**PROBLEM DESCRIPTION**.
Go through the records below line by line. Count the lines with "because" and give the count alone.

**MATERIAL SHOWN**.
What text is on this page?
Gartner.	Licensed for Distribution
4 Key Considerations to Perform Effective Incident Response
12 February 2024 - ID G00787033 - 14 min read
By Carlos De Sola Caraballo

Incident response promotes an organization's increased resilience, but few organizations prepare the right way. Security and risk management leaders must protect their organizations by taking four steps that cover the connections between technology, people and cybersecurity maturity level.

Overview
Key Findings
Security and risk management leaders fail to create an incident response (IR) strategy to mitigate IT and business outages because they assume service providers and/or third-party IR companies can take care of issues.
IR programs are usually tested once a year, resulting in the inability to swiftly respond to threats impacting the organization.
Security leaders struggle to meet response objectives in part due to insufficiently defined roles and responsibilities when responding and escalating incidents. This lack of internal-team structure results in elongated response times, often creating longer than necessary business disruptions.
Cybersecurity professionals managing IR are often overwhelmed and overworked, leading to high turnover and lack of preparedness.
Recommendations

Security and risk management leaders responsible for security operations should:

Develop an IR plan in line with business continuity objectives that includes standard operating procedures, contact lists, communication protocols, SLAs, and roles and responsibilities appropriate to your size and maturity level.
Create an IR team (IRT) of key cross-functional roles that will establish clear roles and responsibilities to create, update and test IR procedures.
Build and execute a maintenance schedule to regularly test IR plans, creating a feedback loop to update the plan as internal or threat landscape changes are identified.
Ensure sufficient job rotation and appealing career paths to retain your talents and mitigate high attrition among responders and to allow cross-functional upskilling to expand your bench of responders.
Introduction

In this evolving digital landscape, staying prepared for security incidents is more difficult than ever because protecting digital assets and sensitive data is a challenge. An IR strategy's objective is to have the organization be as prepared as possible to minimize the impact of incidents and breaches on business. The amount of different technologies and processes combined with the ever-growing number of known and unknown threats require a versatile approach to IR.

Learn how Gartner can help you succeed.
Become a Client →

**SOLVED PROBLEM**.
2